*Testo fornito*
▼
Statistiche a parte, numerosi sono gli esempi di fashion movie, vuoi che narrino la storia di maisons o stilisti famosi, vuoi che ripropongano per immagini i segreti legati ai personaggi che hanno segnato pagine indelebili della moda

Valentino – The last emperor
Documentario statunitense del 2008, diretto da Matt Tyrnauer, corrispondente speciale della rivista di moda Vanity Fair. La pellicola racconta gli ultimi due anni di attività dello stilista italiano Valentino Garavani. Per il film sono state girate oltre 250 ore di filmati, fra il giugno 2005 e il luglio 2007. Presentato alla 65esima Mostra internazionale d’arte cinematografica di Venezia, il film è stato proiettato nei cinema statunitensi nel marzo 2009 e in quelli italiani il 20 novembre 2009. Numerosi i personaggi intervistati o mostrati, legati al mondo della moda e dello spettacolo, fra i quali si possono citare Tom Ford, Karl Lagerfeld, Matteo Marzotto, Joan Collins, Meryl Streep, Gwyneth Paltrow, Claudia Schiffer, André Leon Talley, Donatella Versace, Giorgio Armani, Valerio Festi, Anne Hathaway, Elizabeth Hurley, Diane Von Furstenberg, Alek Wek, Anna Wintour.
Il risultato? Un complesso ritratto di quello che, a ragion veduta, è stato davvero un “imperatore” dello stile. A Tyrnauer il plauso di offrire allo spettatore l’immagine di un grande creatore di moda, mostrando il processo di realizzazione dei suoi capolavori di stoffa nonché cogliendone le intuizioni geniali così come gli improvvisi mutamenti d’umore.
Ciò che più colpisce, però, è la storia che emerge con forza di una relazione durata 50 anni: quella tra Valentino Garavani e Giancarlo Giammetti. Il rapporto tra i due è di stima, di affetto e di collaborazione piena. Il creativo Valentino si vede sgombrare la strada delle incombenze quotidiane dal manager Giancarlo. Assistiamo ai loro scontri, ma anche alla commozione che coglie il “freddo” stilista quando ringrazia pubblicamente chi lo ha sostenuto e accompagnato così a lungo nella vita. Non deve essere stato semplice né per il protagonista né per chi lo seguiva riuscire a scalfire la cortina di riservatezza che è dipinta sul volto dello stilista. Ma l’obiettivo è stato raggiunto. Con classe, come lo stile Valentino esige.
▲
*Obiettivo*
Aggiorna il passo del testo sul documentario dedicato a Valentino che comincia con "Ciò che più" e si chiude dopo "stile Valentino esige.", riscrivendolo con "socio" al posto di "manager".

*Voci elencate*
▼
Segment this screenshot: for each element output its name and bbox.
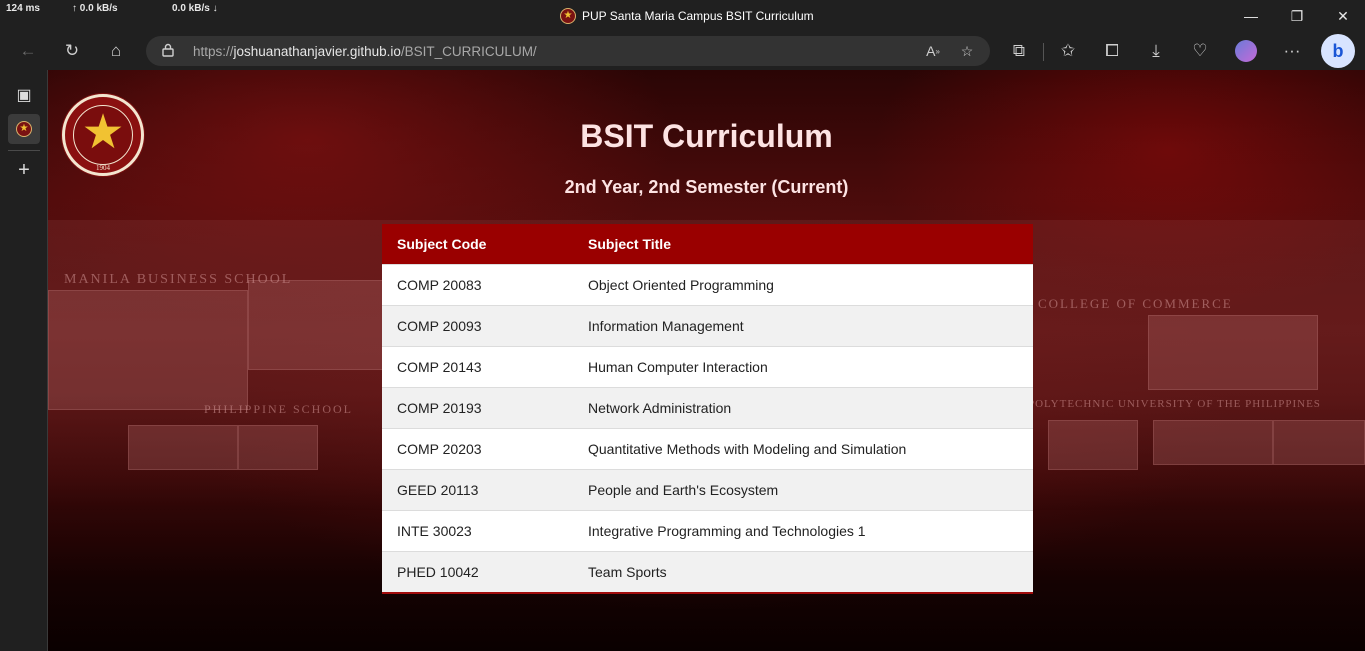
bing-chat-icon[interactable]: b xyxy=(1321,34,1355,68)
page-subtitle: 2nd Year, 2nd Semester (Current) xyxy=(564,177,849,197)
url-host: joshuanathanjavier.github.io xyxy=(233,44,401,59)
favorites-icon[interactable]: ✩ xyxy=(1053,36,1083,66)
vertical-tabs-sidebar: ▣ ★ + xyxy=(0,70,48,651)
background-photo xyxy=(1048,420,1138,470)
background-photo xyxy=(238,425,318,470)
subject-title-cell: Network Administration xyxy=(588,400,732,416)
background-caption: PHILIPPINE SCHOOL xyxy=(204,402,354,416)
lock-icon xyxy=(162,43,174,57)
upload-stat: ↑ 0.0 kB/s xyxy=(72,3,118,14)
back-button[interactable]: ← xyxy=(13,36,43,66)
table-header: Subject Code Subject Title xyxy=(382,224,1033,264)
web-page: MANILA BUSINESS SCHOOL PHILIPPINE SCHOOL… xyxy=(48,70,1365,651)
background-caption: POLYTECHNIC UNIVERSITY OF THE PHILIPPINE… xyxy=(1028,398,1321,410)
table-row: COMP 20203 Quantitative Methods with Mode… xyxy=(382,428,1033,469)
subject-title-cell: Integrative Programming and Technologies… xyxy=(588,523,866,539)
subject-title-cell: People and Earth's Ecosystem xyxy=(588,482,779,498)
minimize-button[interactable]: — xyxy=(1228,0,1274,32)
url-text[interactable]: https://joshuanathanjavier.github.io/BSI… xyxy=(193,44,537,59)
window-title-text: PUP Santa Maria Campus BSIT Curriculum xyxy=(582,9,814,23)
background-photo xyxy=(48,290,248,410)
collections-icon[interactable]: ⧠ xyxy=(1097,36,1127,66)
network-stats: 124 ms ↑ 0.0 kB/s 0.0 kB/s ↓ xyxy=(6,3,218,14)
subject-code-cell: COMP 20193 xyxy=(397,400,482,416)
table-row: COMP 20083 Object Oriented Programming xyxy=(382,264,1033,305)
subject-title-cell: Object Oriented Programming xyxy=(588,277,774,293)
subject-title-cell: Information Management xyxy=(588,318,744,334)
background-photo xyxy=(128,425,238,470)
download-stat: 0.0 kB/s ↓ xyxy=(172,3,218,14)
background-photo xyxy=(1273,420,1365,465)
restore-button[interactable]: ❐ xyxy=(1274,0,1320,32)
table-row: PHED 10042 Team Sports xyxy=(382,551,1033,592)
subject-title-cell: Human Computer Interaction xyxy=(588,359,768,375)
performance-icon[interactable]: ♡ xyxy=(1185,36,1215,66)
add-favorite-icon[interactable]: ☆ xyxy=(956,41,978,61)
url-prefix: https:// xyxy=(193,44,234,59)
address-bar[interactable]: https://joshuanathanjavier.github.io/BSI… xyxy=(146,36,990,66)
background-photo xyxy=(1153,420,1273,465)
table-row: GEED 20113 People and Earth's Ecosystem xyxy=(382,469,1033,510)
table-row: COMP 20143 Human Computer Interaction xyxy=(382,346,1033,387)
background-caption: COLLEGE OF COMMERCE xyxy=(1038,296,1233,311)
▲
*Risposta*
Ciò che più colpisce, però, è la storia che emerge con forza di una relazione durata 50 anni: quella tra Valentino Garavani e Giancarlo Giammetti. Il rapporto tra i due è di stima, di affetto e di collaborazione piena. Il creativo Valentino si vede sgombrare la strada delle incombenze quotidiane dal socio Giancarlo. Assistiamo ai loro scontri, ma anche alla commozione che coglie il “freddo” stilista quando ringrazia pubblicamente chi lo ha sostenuto e accompagnato così a lungo nella vita. Non deve essere stato semplice né per il protagonista né per chi lo seguiva riuscire a scalfire la cortina di riservatezza che è dipinta sul volto dello stilista. Ma l’obiettivo è stato raggiunto. Con classe, come lo stile Valentino esige.